Written task. Return each line holding the string "icon".

Records supplied.
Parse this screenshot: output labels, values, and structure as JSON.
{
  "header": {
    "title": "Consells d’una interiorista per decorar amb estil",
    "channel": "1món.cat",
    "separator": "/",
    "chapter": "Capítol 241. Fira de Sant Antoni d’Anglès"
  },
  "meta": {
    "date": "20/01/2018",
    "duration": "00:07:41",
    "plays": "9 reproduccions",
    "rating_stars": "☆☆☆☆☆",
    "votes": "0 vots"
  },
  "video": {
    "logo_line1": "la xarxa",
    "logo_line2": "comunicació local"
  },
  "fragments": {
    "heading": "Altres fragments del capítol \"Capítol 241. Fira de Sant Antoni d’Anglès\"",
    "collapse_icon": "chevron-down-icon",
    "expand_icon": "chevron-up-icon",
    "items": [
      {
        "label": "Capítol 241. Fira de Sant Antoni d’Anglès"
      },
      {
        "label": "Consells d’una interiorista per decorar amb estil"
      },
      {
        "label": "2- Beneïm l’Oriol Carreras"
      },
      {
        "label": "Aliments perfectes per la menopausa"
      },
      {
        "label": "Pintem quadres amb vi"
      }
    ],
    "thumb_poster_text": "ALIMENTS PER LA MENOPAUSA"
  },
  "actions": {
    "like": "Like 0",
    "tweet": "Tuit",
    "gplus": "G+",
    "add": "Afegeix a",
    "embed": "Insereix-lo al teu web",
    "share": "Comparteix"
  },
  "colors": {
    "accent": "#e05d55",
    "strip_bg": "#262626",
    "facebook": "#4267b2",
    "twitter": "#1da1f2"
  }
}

The output.
    "collapse_icon": "chevron-down-icon",
    "expand_icon": "chevron-up-icon",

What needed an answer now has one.